- [Data lines]:
• • • •

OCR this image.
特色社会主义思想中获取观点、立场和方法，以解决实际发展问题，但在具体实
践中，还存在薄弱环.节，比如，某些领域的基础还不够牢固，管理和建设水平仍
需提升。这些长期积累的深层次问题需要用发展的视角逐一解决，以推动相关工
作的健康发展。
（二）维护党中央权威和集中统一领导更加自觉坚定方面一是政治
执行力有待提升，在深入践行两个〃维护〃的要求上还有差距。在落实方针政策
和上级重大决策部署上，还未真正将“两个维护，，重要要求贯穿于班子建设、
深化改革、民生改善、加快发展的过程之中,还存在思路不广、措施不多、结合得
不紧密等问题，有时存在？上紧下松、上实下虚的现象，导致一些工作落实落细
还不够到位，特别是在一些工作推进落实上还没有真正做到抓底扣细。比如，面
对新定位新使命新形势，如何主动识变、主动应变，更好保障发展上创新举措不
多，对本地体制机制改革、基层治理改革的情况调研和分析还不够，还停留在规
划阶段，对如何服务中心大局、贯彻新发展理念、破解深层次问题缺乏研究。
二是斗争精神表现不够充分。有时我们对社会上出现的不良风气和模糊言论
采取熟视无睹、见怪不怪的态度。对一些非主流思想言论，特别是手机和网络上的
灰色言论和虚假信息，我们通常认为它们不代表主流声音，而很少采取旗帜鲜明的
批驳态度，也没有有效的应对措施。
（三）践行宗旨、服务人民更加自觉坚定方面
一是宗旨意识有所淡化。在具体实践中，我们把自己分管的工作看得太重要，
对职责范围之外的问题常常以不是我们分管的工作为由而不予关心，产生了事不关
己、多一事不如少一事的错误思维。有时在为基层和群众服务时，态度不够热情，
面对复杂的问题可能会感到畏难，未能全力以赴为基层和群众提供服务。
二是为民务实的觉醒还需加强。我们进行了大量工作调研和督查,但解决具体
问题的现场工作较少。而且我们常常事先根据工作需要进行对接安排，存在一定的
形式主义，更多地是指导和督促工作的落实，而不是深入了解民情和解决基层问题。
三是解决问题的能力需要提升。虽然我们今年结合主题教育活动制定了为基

• • • •

- [The task]:
Nothing should be left out: return all of the records exactly.

- [Output for this exercise]:
OCR this image.
特色社会主义思想中获取观点、立场和方法，以解决实际发展问题，但在具体实
践中，还存在薄弱环.节，比如，某些领域的基础还不够牢固，管理和建设水平仍
需提升。这些长期积累的深层次问题需要用发展的视角逐一解决，以推动相关工
作的健康发展。
（二）维护党中央权威和集中统一领导更加自觉坚定方面一是政治
执行力有待提升，在深入践行两个〃维护〃的要求上还有差距。在落实方针政策
和上级重大决策部署上，还未真正将“两个维护，，重要要求贯穿于班子建设、
深化改革、民生改善、加快发展的过程之中,还存在思路不广、措施不多、结合得
不紧密等问题，有时存在？上紧下松、上实下虚的现象，导致一些工作落实落细
还不够到位，特别是在一些工作推进落实上还没有真正做到抓底扣细。比如，面
对新定位新使命新形势，如何主动识变、主动应变，更好保障发展上创新举措不
多，对本地体制机制改革、基层治理改革的情况调研和分析还不够，还停留在规
划阶段，对如何服务中心大局、贯彻新发展理念、破解深层次问题缺乏研究。
二是斗争精神表现不够充分。有时我们对社会上出现的不良风气和模糊言论
采取熟视无睹、见怪不怪的态度。对一些非主流思想言论，特别是手机和网络上的
灰色言论和虚假信息，我们通常认为它们不代表主流声音，而很少采取旗帜鲜明的
批驳态度，也没有有效的应对措施。
（三）践行宗旨、服务人民更加自觉坚定方面
一是宗旨意识有所淡化。在具体实践中，我们把自己分管的工作看得太重要，
对职责范围之外的问题常常以不是我们分管的工作为由而不予关心，产生了事不关
己、多一事不如少一事的错误思维。有时在为基层和群众服务时，态度不够热情，
面对复杂的问题可能会感到畏难，未能全力以赴为基层和群众提供服务。
二是为民务实的觉醒还需加强。我们进行了大量工作调研和督查,但解决具体
问题的现场工作较少。而且我们常常事先根据工作需要进行对接安排，存在一定的
形式主义，更多地是指导和督促工作的落实，而不是深入了解民情和解决基层问题。
三是解决问题的能力需要提升。虽然我们今年结合主题教育活动制定了为基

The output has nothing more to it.